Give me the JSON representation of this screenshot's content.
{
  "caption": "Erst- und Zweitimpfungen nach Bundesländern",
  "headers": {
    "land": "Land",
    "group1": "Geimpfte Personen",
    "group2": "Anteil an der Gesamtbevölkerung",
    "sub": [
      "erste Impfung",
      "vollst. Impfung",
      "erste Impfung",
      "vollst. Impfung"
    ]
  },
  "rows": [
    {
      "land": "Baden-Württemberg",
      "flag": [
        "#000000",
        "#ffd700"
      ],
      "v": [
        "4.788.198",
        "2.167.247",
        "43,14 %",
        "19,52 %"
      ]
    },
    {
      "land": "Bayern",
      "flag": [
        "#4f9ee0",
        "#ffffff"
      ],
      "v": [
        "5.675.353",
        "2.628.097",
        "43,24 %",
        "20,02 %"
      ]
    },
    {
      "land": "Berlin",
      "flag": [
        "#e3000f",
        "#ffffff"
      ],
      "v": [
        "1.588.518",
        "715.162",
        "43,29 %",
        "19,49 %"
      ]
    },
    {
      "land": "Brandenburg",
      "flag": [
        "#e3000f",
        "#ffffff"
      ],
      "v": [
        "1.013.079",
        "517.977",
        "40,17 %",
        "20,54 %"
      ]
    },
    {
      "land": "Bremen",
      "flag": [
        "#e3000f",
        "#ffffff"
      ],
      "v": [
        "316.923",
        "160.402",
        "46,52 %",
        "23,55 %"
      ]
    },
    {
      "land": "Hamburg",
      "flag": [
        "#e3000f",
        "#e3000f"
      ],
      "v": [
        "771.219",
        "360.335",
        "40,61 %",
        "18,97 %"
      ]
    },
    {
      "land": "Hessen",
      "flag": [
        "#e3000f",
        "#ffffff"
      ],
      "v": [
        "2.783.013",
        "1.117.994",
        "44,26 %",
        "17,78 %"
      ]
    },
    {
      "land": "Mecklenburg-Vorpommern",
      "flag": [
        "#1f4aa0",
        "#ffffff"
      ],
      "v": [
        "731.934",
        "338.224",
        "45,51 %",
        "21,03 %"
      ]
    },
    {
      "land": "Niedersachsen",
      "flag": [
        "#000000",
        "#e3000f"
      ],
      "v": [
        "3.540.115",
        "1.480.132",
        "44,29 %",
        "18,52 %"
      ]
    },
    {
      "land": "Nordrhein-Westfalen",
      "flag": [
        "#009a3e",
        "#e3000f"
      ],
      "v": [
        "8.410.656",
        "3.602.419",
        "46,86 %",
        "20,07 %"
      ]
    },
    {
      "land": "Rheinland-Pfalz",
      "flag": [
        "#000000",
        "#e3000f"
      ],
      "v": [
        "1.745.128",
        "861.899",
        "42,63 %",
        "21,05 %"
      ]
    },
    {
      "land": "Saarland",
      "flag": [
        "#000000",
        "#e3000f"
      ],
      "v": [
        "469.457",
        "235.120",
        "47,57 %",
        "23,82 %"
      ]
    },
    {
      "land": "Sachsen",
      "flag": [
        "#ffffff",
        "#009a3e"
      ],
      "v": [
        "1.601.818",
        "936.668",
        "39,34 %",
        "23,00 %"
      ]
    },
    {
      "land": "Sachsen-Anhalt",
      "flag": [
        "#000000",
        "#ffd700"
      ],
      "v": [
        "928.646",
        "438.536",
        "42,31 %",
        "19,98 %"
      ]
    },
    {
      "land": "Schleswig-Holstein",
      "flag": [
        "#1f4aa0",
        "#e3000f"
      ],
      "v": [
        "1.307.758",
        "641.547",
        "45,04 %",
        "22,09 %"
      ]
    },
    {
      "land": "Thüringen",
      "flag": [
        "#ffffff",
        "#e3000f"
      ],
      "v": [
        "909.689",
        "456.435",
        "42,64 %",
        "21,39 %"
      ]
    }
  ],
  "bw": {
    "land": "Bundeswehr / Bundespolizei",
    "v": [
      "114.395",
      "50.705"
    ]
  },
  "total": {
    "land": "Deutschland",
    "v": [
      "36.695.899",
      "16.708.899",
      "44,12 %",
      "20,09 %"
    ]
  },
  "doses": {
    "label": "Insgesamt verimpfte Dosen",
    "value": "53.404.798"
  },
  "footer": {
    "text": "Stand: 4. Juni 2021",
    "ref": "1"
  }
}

Work required:
Using the listing above, please repeat every entry exactly.

Task solution:
Give me the JSON representation of this screenshot's content.
{
  "caption": "Erst- und Zweitimpfungen nach Bundesländern",
  "headers": {
    "land": "Land",
    "group1": "Geimpfte Personen",
    "group2": "Anteil an der Gesamtbevölkerung",
    "sub": [
      "erste Impfung",
      "vollst. Impfung",
      "erste Impfung",
      "vollst. Impfung"
    ]
  },
  "rows": [
    {
      "land": "Baden-Württemberg",
      "flag": [
        "#000000",
        "#ffd700"
      ],
      "v": [
        "4.788.198",
        "2.167.247",
        "43,14 %",
        "19,52 %"
      ]
    },
    {
      "land": "Bayern",
      "flag": [
        "#4f9ee0",
        "#ffffff"
      ],
      "v": [
        "5.675.353",
        "2.628.097",
        "43,24 %",
        "20,02 %"
      ]
    },
    {
      "land": "Berlin",
      "flag": [
        "#e3000f",
        "#ffffff"
      ],
      "v": [
        "1.588.518",
        "715.162",
        "43,29 %",
        "19,49 %"
      ]
    },
    {
      "land": "Brandenburg",
      "flag": [
        "#e3000f",
        "#ffffff"
      ],
      "v": [
        "1.013.079",
        "517.977",
        "40,17 %",
        "20,54 %"
      ]
    },
    {
      "land": "Bremen",
      "flag": [
        "#e3000f",
        "#ffffff"
      ],
      "v": [
        "316.923",
        "160.402",
        "46,52 %",
        "23,55 %"
      ]
    },
    {
      "land": "Hamburg",
      "flag": [
        "#e3000f",
        "#e3000f"
      ],
      "v": [
        "771.219",
        "360.335",
        "40,61 %",
        "18,97 %"
      ]
    },
    {
      "land": "Hessen",
      "flag": [
        "#e3000f",
        "#ffffff"
      ],
      "v": [
        "2.783.013",
        "1.117.994",
        "44,26 %",
        "17,78 %"
      ]
    },
    {
      "land": "Mecklenburg-Vorpommern",
      "flag": [
        "#1f4aa0",
        "#ffffff"
      ],
      "v": [
        "731.934",
        "338.224",
        "45,51 %",
        "21,03 %"
      ]
    },
    {
      "land": "Niedersachsen",
      "flag": [
        "#000000",
        "#e3000f"
      ],
      "v": [
        "3.540.115",
        "1.480.132",
        "44,29 %",
        "18,52 %"
      ]
    },
    {
      "land": "Nordrhein-Westfalen",
      "flag": [
        "#009a3e",
        "#e3000f"
      ],
      "v": [
        "8.410.656",
        "3.602.419",
        "46,86 %",
        "20,07 %"
      ]
    },
    {
      "land": "Rheinland-Pfalz",
      "flag": [
        "#000000",
        "#e3000f"
      ],
      "v": [
        "1.745.128",
        "861.899",
        "42,63 %",
        "21,05 %"
      ]
    },
    {
      "land": "Saarland",
      "flag": [
        "#000000",
        "#e3000f"
      ],
      "v": [
        "469.457",
        "235.120",
        "47,57 %",
        "23,82 %"
      ]
    },
    {
      "land": "Sachsen",
      "flag": [
        "#ffffff",
        "#009a3e"
      ],
      "v": [
        "1.601.818",
        "936.668",
        "39,34 %",
        "23,00 %"
      ]
    },
    {
      "land": "Sachsen-Anhalt",
      "flag": [
        "#000000",
        "#ffd700"
      ],
      "v": [
        "928.646",
        "438.536",
        "42,31 %",
        "19,98 %"
      ]
    },
    {
      "land": "Schleswig-Holstein",
      "flag": [
        "#1f4aa0",
        "#e3000f"
      ],
      "v": [
        "1.307.758",
        "641.547",
        "45,04 %",
        "22,09 %"
      ]
    },
    {
      "land": "Thüringen",
      "flag": [
        "#ffffff",
        "#e3000f"
      ],
      "v": [
        "909.689",
        "456.435",
        "42,64 %",
        "21,39 %"
      ]
    }
  ],
  "bw": {
    "land": "Bundeswehr / Bundespolizei",
    "v": [
      "114.395",
      "50.705"
    ]
  },
  "total": {
    "land": "Deutschland",
    "v": [
      "36.695.899",
      "16.708.899",
      "44,12 %",
      "20,09 %"
    ]
  },
  "doses": {
    "label": "Insgesamt verimpfte Dosen",
    "value": "53.404.798"
  },
  "footer": {
    "text": "Stand: 4. Juni 2021",
    "ref": "1"
  }
}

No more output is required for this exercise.